►
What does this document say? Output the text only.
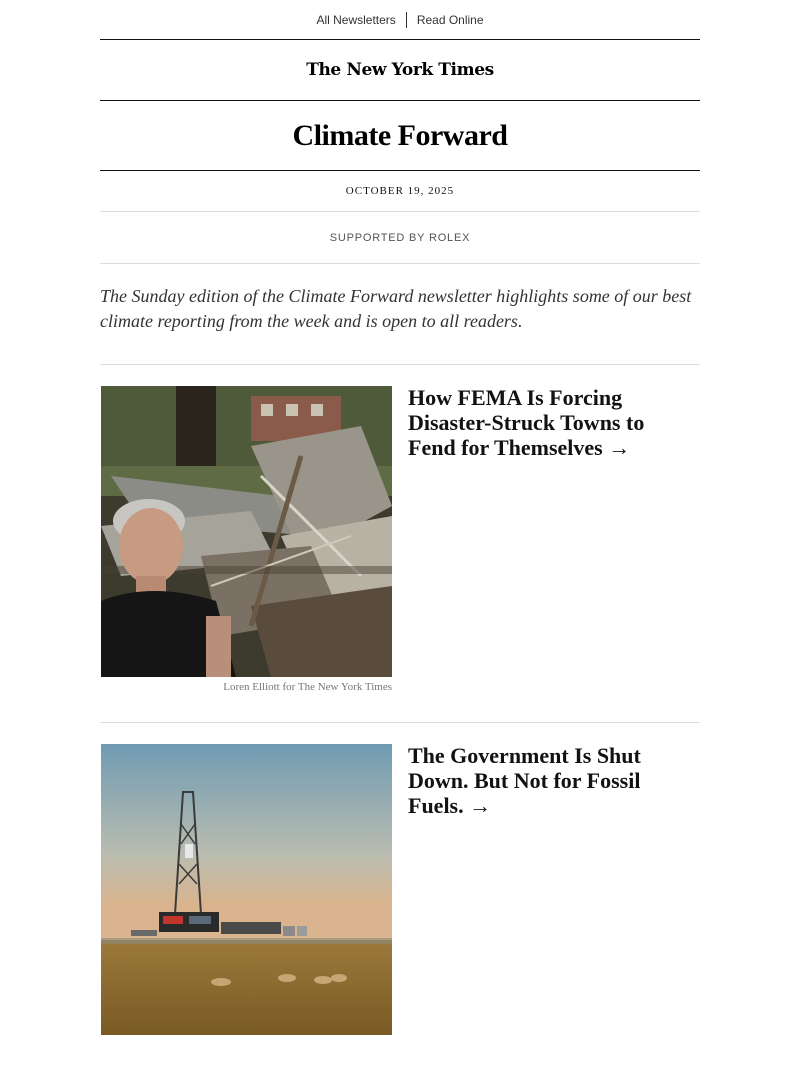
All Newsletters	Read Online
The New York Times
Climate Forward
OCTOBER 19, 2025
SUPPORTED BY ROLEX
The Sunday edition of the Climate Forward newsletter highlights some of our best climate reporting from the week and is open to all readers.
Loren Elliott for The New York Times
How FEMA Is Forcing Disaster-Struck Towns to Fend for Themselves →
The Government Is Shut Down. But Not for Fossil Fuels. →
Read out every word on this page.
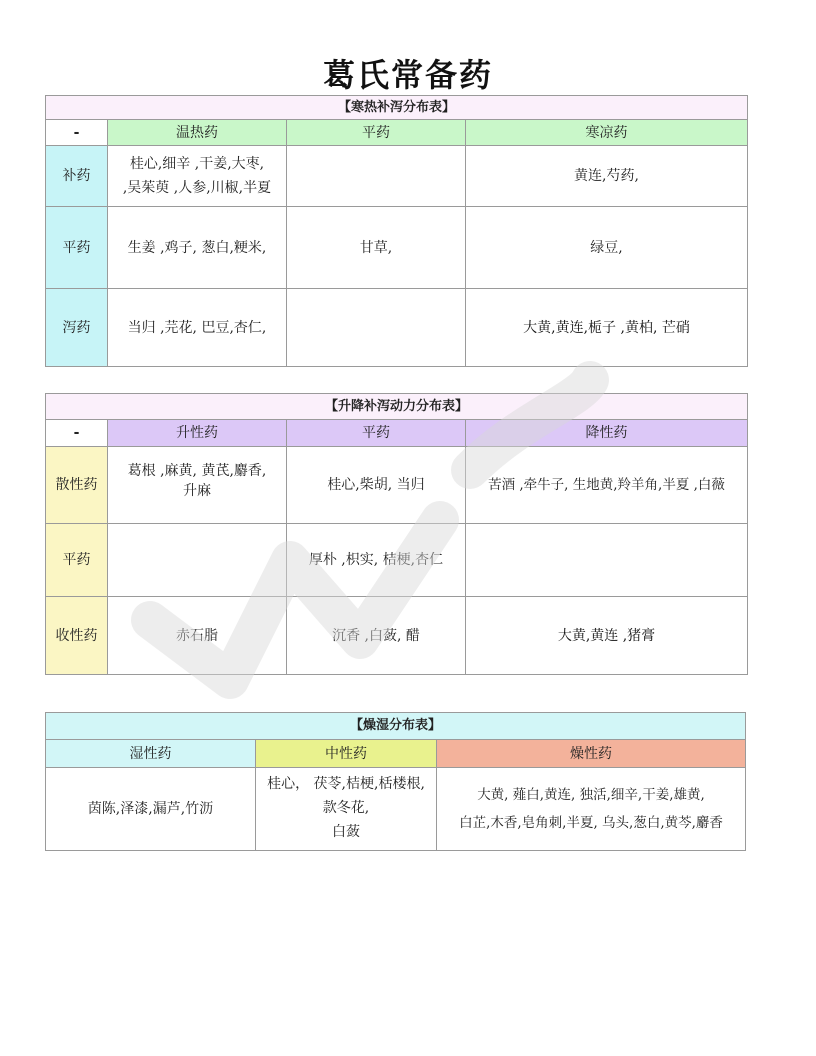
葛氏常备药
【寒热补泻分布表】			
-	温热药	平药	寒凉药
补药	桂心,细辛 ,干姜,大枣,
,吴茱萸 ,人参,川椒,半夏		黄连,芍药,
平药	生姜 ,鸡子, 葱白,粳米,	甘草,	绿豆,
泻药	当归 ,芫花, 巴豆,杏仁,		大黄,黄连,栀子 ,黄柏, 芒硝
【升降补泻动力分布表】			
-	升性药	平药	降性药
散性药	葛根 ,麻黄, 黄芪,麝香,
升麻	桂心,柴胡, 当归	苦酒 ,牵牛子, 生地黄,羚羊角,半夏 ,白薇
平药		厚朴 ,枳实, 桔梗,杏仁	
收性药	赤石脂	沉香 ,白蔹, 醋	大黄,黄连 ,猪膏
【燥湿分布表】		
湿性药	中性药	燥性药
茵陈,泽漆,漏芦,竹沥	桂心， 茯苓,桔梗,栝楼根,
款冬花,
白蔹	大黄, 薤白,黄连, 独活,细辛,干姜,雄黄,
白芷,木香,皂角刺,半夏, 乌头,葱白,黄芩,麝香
◄
### Your task
Report how many lines of the data hold the string "this"; give only the number.

### Exercise answer
2